Task to complete: Reproduce each line from the records that holds "triangle".

Records to use:
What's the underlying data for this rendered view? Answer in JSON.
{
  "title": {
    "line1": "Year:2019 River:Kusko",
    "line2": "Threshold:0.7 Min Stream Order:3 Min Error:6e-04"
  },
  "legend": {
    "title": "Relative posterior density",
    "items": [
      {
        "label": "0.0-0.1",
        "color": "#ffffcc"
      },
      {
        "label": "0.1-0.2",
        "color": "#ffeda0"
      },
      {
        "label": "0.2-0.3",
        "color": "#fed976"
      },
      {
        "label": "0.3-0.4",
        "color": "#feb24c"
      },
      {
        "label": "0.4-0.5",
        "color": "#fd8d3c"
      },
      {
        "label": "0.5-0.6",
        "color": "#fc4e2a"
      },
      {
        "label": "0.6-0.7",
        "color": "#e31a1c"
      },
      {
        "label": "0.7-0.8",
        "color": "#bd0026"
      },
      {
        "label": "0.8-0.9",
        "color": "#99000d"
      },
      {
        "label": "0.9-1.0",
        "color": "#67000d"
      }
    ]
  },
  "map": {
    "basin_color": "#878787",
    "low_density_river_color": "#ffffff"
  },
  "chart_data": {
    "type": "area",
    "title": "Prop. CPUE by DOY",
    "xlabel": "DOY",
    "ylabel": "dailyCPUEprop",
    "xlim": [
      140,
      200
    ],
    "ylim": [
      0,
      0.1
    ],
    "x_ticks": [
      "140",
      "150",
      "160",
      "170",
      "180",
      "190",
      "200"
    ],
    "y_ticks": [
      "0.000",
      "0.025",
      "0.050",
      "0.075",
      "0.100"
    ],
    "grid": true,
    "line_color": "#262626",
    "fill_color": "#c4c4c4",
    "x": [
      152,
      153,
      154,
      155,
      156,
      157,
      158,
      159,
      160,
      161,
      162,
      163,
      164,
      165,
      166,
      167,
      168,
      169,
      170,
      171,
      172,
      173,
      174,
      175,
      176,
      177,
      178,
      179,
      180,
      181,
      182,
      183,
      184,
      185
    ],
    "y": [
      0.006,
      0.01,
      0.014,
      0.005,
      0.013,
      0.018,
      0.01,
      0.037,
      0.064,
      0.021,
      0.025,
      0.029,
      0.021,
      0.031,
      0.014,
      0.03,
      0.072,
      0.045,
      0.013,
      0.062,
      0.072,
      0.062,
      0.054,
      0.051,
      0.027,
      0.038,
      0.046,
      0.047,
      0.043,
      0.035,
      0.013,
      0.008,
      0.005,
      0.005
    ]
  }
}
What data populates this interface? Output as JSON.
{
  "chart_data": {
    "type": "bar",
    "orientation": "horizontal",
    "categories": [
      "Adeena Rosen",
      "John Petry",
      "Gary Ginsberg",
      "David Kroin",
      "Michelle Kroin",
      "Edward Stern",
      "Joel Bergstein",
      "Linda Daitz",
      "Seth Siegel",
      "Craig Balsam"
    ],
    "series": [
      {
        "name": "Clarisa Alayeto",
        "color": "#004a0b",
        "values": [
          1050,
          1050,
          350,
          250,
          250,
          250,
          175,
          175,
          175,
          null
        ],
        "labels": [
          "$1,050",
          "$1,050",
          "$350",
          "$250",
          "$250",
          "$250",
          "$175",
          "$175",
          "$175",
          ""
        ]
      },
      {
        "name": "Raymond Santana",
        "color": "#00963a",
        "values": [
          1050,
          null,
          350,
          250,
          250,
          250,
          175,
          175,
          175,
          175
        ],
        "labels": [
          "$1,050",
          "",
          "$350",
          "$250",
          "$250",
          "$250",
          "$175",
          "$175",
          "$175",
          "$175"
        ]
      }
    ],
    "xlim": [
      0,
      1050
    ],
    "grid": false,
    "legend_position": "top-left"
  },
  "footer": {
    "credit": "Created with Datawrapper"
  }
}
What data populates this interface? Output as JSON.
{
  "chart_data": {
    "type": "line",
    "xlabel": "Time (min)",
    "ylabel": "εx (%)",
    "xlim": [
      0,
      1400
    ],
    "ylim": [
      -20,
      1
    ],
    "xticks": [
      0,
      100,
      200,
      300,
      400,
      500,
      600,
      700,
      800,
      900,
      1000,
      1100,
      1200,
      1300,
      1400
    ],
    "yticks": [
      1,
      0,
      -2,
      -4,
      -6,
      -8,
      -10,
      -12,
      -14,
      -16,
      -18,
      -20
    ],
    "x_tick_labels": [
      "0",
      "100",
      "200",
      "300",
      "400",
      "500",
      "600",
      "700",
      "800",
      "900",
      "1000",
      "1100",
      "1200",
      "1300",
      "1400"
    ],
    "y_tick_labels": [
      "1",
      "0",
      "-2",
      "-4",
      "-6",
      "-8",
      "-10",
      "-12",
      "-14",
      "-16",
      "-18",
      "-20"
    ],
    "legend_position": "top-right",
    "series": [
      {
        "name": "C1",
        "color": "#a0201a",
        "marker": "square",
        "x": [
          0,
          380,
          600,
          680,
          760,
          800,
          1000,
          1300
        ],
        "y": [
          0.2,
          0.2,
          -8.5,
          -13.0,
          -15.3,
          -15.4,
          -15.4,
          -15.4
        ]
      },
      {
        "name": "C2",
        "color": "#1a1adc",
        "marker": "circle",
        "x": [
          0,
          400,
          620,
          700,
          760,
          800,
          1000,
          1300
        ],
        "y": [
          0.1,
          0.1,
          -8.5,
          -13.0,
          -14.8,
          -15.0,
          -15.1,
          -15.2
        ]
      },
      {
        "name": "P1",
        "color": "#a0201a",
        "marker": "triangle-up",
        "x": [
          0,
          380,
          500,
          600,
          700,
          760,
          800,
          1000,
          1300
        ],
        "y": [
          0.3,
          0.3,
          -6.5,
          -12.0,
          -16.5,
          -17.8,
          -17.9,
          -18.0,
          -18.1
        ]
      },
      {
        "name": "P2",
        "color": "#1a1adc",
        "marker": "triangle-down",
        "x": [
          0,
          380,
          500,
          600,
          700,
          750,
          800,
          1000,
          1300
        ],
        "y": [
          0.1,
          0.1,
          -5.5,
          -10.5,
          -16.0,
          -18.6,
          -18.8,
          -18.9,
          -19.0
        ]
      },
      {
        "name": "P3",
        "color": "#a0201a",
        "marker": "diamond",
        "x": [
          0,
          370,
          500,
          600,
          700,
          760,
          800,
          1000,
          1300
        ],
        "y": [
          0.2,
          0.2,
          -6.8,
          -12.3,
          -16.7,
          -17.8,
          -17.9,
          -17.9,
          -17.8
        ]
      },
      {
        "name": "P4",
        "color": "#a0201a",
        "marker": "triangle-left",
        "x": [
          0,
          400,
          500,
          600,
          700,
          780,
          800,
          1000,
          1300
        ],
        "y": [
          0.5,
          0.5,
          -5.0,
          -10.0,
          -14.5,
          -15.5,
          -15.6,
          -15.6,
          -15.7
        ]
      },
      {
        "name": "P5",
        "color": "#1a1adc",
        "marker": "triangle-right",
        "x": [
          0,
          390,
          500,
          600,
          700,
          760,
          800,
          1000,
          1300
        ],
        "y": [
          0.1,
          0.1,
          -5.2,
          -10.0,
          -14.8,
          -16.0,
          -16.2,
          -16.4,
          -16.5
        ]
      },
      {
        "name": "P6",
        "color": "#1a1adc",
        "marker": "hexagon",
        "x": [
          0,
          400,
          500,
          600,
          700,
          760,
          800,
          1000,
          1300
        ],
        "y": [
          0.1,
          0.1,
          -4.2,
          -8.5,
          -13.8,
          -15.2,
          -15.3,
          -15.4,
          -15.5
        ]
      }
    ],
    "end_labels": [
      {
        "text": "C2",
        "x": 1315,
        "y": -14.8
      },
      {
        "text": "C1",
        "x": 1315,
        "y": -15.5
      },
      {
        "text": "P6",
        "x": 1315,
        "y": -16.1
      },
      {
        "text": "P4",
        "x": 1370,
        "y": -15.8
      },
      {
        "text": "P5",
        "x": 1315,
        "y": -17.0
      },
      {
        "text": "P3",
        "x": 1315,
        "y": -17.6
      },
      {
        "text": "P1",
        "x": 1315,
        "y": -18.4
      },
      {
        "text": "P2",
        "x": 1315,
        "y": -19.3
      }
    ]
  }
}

Written answer:
        "marker": "triangle-up",
        "marker": "triangle-down",
        "marker": "triangle-left",
        "marker": "triangle-right",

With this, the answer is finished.